▸ **Goal**:
Gather all lines in the data that hold the string "انظر".

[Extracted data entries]
::::
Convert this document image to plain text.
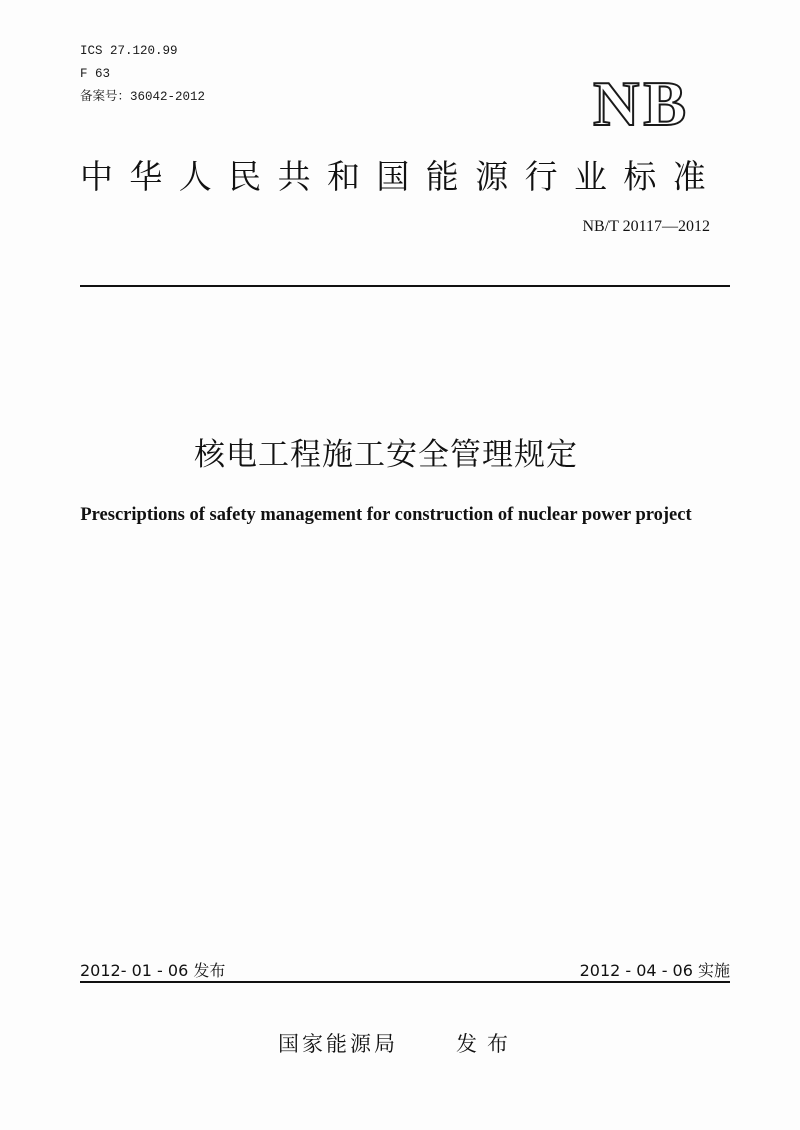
ICS 27.120.99
F 63
备案号：36042-2012	NB
中华人民共和国能源行业标准
NB/T 20117—2012
核电工程施工安全管理规定
Prescriptions of safety management for construction of nuclear power project
2012- 01 - 06 发布	2012 - 04 - 06 实施
国家能源局	发布
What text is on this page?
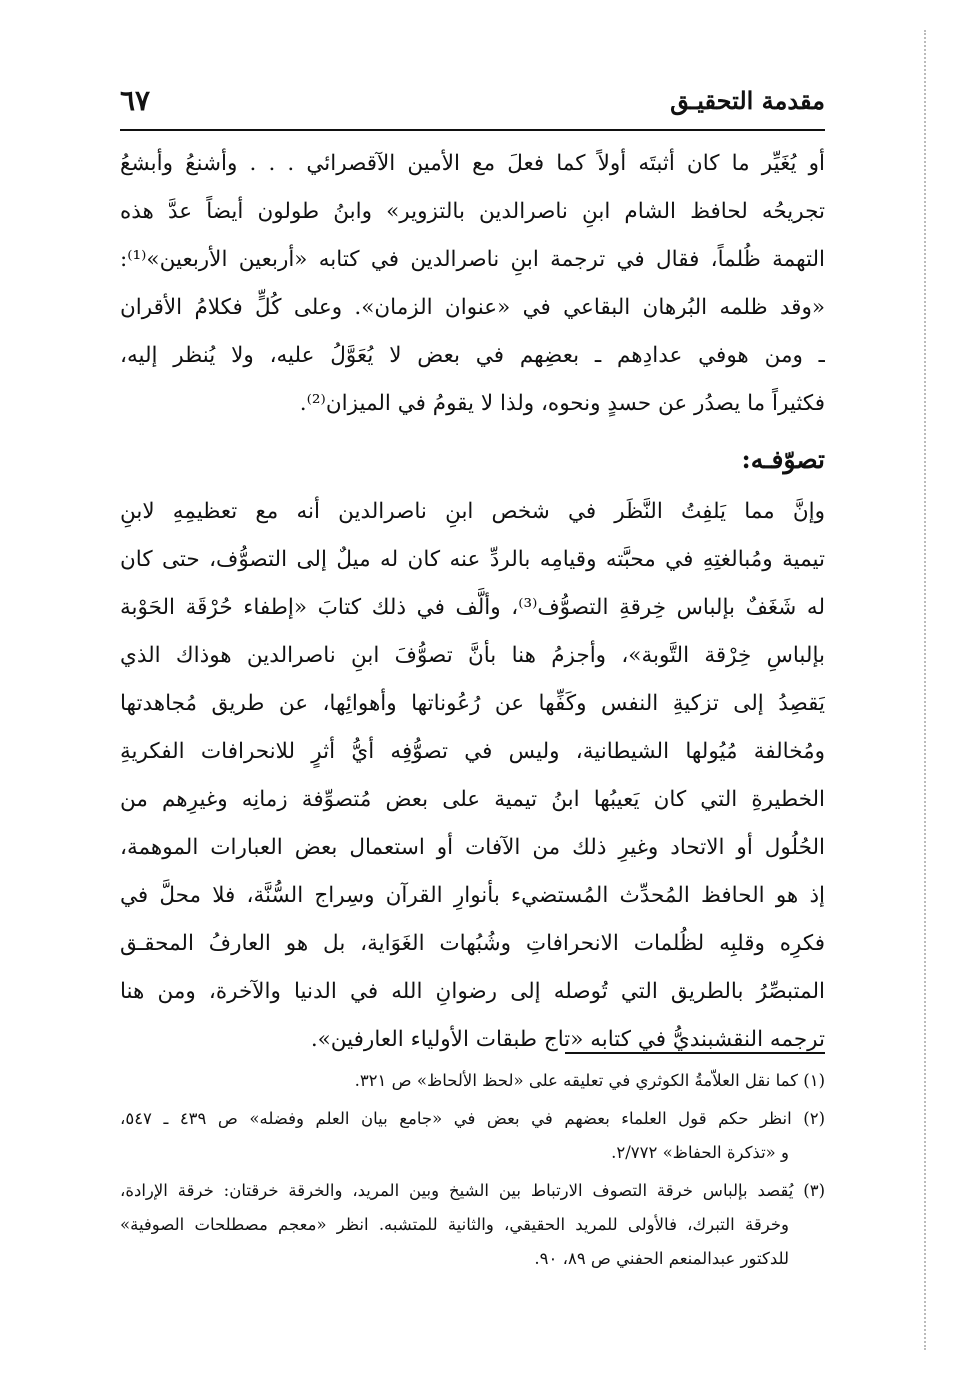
مقدمة التحقيـق
٦٧
أو يُغَيِّر ما كان أثبتَه أولاً كما فعلَ مع الأمين الآقصرائي . . . وأشنعُ وأبشعُ
تجريحُه لحافظ الشام ابنِ ناصرالدين بالتزوير» وابنُ طولون أيضاً عدَّ هذه
التهمة ظُلماً، فقال في ترجمة ابنِ ناصرالدين في كتابه «أربعين الأربعين»⁽¹⁾:
«وقد ظلمه البُرهان البقاعي في «عنوان الزمان». وعلى كُلٍّ فكلامُ الأقران
ـ ومن هوفي عدادِهم ـ بعضِهم في بعض لا يُعَوَّلُ عليه، ولا يُنظر إليه،
فكثيراً ما يصدُر عن حسدٍ ونحوه، ولذا لا يقومُ في الميزان⁽²⁾.
تصوّفـه:
وإنَّ مما يَلفِتُ النَّظَر في شخص ابنِ ناصرالدين أنه مع تعظيمِهِ لابنِ
تيمية ومُبالغتِهِ في محبَّته وقيامِه بالردِّ عنه كان له ميلٌ إلى التصوُّف، حتى كان
له شَغَفٌ بإلباس خِرقةِ التصوُّف⁽³⁾، وألَّف في ذلك كتابَ «إطفاء حُرْقَة الحَوْبة
بإلباسِ خِرْقة التَّوبة»، وأجزمُ هنا بأنَّ تصوُّفَ ابنِ ناصرالدين هوذاك الذي
يَقصِدُ إلى تزكيةِ النفس وكَفِّها عن رُعُوناتها وأهوائِها، عن طريق مُجاهدتها
ومُخالفة مُيُولها الشيطانية، وليس في تصوُّفِه أيُّ أثرٍ للانحرافات الفكريةِ
الخطيرةِ التي كان يَعيبُها ابنُ تيمية على بعض مُتصوِّفة زمانِه وغيرِهم من
الحُلُول أو الاتحاد وغيرِ ذلك من الآفات أو استعمال بعض العبارات الموهمة،
إذ هو الحافظ المُحدِّث المُستضيء بأنوارِ القرآن وسِراج السُّنَّة، فلا محلَّ في
فكرِه وقلبِه لظُلمات الانحرافاتِ وشُبُهات الغَوَاية، بل هو العارفُ المحقـق
المتبصِّرُ بالطريق التي تُوصله إلى رضوانِ الله في الدنيا والآخرة، ومن هنا
ترجمه النقشبنديُّ في كتابه «تاج طبقات الأولياء العارفين».
(١) كما نقل العلاّمةُ الكوثري في تعليقه على «لحظ الألحاظ» ص ٣٢١.
(٢) انظر حكم قول العلماء بعضهم في بعض في «جامع بيان العلم وفضله» ص ٤٣٩ ـ ٥٤٧،
و «تذكرة الحفاظ» ٢/٧٧٢.
(٣) يُقصد بإلباس خرقة التصوف الارتباط بين الشيخ وبين المريد، والخرقة خرقتان: خرقة الإرادة،
وخرقة التبرك، فالأولى للمريد الحقيقي، والثانية للمتشبه. انظر «معجم مصطلحات الصوفية»
للدكتور عبدالمنعم الحفني ص ٨٩، ٩٠.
::::
▸ **Task answer**:
(٢) انظر حكم قول العلماء بعضهم في بعض في «جامع بيان العلم وفضله» ص ٤٣٩ ـ ٥٤٧،
وخرقة التبرك، فالأولى للمريد الحقيقي، والثانية للمتشبه. انظر «معجم مصطلحات الصوفية»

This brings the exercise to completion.